Copy every line of the entries that includes the word "TradingView".

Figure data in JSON
◇ ◇ ◇ ◇

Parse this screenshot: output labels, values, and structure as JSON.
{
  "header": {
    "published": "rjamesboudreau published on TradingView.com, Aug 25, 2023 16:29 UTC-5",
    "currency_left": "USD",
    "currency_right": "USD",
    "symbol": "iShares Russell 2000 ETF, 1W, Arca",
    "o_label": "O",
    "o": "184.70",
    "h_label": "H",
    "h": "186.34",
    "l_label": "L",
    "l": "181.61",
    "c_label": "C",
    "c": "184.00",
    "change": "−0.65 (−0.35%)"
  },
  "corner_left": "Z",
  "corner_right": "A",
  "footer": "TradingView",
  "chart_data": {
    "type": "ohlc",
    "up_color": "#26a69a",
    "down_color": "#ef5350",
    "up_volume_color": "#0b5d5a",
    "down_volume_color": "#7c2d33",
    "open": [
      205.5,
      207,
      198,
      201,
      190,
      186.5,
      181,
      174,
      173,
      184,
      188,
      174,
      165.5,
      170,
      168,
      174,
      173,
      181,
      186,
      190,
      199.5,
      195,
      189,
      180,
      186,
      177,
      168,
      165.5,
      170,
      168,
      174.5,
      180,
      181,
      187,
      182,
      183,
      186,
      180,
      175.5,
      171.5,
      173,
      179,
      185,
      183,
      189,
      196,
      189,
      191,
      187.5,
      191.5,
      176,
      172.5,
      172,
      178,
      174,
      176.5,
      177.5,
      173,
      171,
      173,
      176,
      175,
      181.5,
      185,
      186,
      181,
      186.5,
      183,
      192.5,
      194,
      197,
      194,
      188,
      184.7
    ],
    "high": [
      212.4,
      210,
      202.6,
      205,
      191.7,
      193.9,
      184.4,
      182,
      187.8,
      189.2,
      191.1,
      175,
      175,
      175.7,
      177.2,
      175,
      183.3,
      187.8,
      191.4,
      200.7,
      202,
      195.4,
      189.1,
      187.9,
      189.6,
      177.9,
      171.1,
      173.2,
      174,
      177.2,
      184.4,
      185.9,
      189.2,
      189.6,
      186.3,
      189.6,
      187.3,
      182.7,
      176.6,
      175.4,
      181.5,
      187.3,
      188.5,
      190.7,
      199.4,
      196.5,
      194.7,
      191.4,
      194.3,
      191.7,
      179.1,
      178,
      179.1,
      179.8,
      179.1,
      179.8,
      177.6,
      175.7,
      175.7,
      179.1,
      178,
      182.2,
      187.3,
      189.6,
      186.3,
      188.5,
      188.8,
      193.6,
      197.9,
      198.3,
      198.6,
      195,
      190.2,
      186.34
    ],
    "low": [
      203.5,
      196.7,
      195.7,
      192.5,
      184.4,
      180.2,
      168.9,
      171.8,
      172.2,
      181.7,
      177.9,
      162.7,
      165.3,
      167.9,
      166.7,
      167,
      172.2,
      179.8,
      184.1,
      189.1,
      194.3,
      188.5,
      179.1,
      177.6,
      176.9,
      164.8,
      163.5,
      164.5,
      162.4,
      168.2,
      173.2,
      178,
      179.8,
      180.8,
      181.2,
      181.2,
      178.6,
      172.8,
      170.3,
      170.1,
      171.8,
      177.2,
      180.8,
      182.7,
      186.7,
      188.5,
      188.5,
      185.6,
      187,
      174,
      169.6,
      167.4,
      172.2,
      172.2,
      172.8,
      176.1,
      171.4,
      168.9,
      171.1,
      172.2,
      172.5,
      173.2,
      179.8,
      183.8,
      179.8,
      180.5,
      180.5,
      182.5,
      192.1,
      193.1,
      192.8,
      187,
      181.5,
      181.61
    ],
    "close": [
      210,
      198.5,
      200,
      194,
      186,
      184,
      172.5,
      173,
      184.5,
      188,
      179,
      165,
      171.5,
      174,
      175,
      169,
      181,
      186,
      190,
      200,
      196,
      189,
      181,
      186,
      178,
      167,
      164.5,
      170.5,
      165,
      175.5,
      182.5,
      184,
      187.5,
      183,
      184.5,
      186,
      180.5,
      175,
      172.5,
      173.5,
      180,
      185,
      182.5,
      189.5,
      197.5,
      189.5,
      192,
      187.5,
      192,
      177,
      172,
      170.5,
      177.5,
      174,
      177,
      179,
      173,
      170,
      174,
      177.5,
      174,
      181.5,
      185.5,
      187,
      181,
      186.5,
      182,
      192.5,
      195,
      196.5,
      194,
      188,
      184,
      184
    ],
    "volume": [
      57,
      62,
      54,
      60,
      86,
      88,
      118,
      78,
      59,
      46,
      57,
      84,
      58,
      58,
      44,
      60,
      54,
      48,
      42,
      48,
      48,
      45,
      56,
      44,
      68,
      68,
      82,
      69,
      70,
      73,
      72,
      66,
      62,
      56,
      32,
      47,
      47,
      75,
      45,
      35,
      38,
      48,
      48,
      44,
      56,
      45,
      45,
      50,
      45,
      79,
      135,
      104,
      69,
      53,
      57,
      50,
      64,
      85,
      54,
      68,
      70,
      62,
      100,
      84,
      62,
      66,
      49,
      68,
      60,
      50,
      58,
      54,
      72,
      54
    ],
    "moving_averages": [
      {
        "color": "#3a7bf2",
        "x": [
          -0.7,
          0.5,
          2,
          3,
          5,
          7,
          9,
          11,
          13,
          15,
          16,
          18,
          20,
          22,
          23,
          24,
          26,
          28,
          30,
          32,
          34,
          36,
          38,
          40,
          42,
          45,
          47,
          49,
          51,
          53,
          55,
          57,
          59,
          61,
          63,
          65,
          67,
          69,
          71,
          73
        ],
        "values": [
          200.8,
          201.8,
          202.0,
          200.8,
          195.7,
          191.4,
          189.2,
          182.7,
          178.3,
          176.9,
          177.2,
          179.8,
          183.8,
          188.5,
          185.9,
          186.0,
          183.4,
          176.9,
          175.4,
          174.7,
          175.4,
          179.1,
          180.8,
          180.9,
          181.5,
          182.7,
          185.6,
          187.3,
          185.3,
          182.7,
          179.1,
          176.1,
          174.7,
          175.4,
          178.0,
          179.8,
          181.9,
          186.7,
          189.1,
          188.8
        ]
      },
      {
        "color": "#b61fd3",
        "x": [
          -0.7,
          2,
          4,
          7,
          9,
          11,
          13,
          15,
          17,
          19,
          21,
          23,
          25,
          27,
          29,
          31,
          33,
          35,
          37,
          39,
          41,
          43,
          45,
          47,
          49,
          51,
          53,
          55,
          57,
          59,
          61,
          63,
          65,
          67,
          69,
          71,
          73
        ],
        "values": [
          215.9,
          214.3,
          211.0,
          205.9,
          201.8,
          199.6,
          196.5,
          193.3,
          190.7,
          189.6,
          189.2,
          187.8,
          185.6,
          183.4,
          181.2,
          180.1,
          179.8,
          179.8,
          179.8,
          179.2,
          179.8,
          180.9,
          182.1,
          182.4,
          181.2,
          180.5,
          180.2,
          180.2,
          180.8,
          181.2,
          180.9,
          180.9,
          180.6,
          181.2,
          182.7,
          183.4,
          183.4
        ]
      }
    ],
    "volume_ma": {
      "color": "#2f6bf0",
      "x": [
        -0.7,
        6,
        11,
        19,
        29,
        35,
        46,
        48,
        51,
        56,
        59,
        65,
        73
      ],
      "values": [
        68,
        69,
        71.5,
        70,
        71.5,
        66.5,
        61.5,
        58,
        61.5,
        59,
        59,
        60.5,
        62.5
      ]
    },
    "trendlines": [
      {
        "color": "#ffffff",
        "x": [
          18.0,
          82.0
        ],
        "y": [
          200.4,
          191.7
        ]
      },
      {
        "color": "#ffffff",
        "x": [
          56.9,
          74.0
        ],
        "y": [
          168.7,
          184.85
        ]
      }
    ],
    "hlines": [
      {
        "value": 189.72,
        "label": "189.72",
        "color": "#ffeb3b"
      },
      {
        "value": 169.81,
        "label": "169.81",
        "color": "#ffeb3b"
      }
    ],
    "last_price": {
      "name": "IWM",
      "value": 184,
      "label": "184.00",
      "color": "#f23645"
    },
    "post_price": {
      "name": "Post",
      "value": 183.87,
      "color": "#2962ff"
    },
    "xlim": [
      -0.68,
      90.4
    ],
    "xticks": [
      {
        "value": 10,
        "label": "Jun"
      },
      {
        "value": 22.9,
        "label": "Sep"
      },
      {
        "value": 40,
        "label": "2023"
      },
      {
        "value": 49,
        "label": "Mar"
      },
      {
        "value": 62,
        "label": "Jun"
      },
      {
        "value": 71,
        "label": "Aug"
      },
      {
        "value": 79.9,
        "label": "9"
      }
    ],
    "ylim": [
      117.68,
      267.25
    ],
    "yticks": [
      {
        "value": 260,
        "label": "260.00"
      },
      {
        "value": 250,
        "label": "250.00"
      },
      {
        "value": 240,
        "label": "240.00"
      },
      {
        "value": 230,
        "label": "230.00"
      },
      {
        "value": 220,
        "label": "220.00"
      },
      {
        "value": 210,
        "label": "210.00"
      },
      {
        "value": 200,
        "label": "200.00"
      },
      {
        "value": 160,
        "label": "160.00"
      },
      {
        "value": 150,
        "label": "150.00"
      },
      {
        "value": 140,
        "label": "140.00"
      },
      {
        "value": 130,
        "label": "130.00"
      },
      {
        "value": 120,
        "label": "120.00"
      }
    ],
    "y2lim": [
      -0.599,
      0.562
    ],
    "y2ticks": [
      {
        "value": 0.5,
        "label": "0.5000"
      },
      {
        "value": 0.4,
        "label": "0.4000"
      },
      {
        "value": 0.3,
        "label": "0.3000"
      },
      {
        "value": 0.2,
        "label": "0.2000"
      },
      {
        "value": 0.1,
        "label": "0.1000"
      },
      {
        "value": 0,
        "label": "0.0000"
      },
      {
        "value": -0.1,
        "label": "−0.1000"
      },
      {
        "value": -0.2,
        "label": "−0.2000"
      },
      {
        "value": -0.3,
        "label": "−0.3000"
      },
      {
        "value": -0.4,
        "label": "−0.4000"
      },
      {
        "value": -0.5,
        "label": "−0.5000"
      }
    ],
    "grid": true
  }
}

◇ ◇ ◇ ◇

Response to this task —
    "published": "rjamesboudreau published on TradingView.com, Aug 25, 2023 16:29 UTC-5",
  "footer": "TradingView",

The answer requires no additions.